» What is expected: For the entries that follow, state how many lines include the word "plays", giving the number and nothing else.

START Records provided

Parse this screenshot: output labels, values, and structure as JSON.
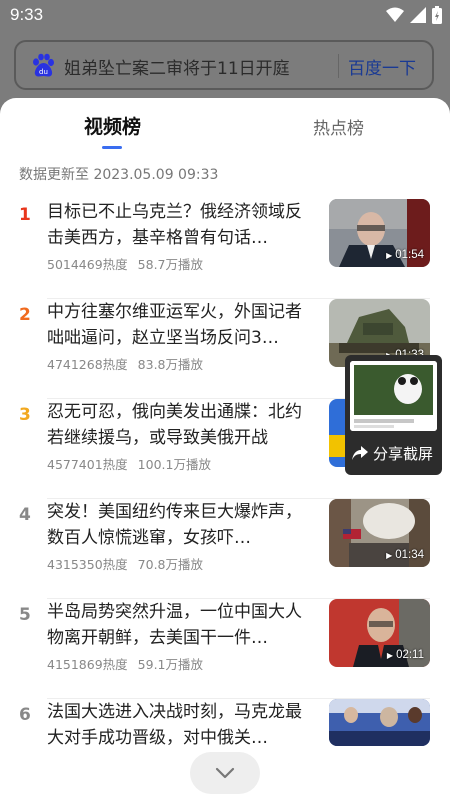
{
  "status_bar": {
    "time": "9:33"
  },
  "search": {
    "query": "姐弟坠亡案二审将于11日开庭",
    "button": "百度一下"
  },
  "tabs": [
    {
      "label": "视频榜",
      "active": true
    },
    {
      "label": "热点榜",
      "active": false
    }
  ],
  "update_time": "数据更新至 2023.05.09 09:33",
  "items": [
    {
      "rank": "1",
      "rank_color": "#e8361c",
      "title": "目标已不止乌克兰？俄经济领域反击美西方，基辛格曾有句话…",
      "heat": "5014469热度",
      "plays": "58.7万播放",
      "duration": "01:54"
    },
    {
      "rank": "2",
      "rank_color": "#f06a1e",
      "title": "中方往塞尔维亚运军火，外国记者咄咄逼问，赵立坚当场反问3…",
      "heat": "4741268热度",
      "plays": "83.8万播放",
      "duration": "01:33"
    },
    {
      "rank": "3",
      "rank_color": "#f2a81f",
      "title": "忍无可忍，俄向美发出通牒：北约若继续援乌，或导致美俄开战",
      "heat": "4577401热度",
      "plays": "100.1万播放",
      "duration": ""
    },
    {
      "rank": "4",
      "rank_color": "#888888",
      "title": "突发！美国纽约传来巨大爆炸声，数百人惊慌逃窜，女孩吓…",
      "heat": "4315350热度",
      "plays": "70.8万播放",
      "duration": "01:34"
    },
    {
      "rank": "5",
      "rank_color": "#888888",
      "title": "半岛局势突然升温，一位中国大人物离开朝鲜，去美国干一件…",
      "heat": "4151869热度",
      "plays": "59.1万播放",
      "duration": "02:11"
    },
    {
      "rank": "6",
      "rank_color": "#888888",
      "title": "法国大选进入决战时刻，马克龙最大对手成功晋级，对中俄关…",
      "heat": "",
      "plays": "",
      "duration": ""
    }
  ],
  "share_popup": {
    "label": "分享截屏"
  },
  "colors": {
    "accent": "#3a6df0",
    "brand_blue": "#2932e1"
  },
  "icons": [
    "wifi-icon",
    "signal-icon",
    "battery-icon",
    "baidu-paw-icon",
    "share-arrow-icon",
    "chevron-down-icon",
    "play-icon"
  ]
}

END Records provided
START Records provided

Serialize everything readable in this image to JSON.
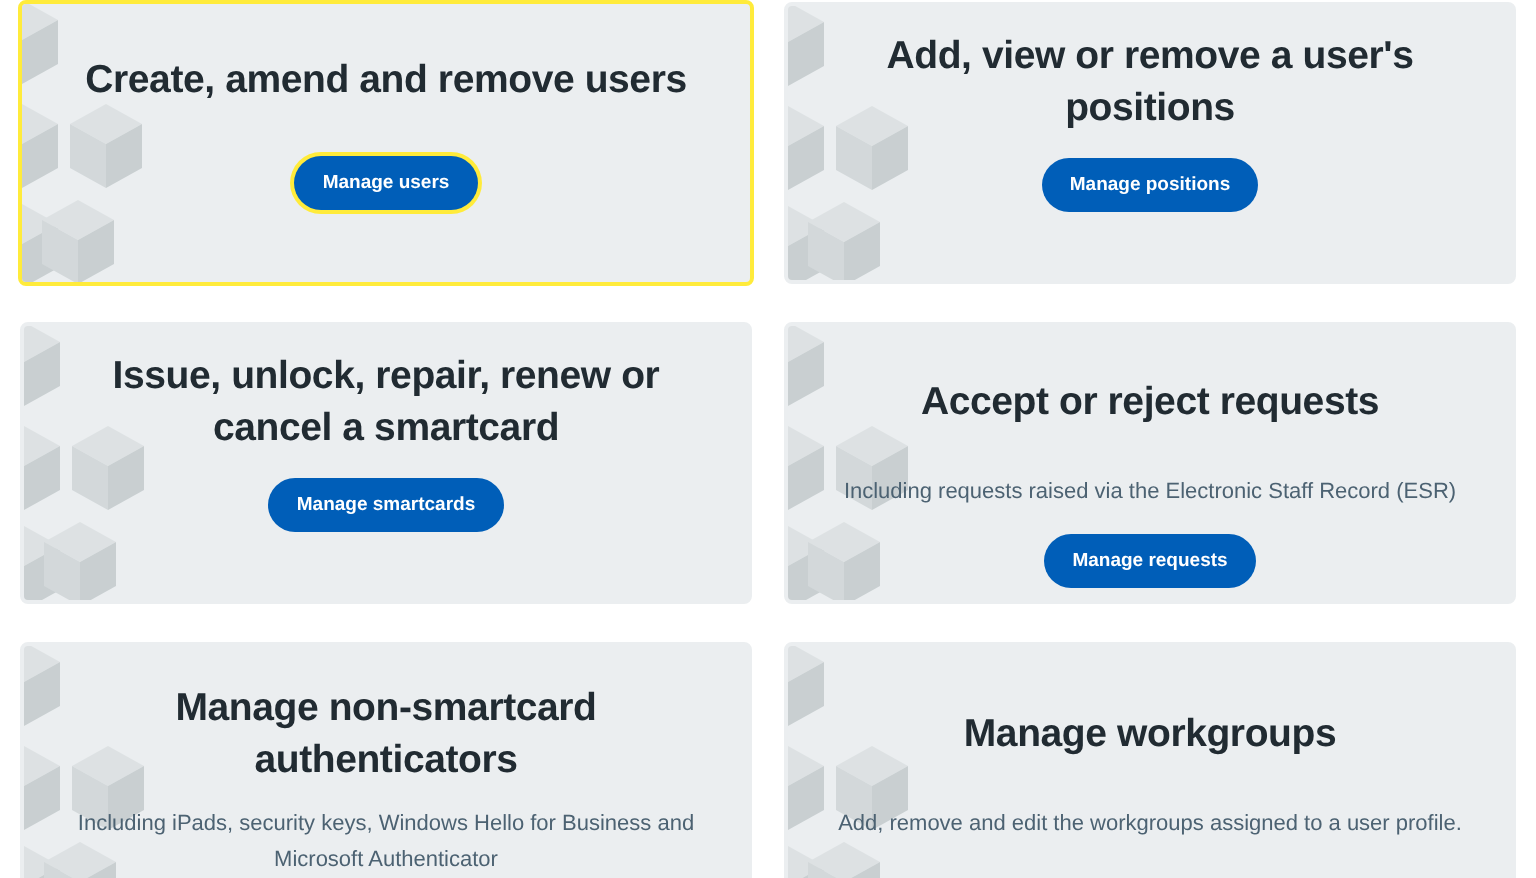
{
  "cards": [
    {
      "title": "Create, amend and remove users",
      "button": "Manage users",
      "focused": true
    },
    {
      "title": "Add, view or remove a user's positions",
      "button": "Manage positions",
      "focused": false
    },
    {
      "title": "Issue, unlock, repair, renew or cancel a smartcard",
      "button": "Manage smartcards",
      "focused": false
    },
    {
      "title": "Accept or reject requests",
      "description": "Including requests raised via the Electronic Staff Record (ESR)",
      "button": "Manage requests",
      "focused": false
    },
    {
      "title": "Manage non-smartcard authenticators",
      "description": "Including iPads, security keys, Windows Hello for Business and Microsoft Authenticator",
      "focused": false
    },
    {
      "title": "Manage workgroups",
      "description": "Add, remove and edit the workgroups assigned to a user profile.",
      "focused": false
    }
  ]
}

END Records provided
START Records provided

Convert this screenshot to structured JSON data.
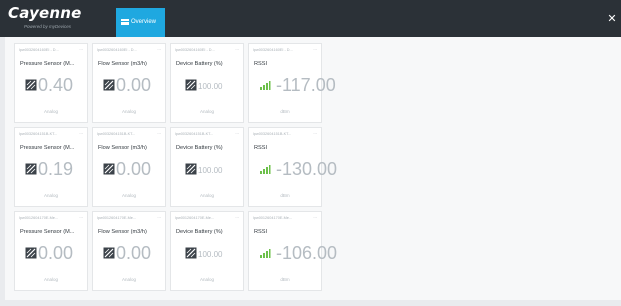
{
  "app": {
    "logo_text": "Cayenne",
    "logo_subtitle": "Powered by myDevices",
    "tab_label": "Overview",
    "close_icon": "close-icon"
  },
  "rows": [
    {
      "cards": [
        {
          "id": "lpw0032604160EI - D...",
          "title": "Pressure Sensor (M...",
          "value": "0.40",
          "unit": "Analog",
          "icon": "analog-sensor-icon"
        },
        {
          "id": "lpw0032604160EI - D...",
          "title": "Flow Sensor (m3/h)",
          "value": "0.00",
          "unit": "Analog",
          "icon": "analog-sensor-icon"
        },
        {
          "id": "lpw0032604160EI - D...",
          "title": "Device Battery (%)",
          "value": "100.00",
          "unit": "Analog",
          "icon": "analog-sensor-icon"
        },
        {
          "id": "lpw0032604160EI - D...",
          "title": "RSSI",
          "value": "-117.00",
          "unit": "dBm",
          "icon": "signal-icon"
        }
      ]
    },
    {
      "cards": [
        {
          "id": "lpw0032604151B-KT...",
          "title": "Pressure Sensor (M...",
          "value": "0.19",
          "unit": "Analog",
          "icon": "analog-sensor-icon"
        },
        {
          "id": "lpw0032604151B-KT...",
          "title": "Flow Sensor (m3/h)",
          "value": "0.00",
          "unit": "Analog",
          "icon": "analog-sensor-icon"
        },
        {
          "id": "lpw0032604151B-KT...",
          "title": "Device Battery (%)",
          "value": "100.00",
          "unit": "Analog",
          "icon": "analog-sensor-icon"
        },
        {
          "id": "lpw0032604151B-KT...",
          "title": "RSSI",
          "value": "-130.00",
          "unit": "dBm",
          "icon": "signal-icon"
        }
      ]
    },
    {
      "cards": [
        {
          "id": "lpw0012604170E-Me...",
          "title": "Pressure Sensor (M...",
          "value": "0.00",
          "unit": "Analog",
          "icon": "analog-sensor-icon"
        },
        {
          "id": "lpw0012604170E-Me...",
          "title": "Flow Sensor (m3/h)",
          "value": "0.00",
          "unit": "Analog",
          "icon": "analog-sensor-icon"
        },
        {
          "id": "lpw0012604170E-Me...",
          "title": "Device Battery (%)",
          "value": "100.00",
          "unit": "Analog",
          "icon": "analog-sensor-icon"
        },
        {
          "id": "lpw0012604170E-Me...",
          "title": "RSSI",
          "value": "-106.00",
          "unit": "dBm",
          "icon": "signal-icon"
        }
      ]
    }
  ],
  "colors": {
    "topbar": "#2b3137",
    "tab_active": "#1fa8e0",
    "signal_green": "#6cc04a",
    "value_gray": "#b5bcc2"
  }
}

END Records provided

» Response to this task: 6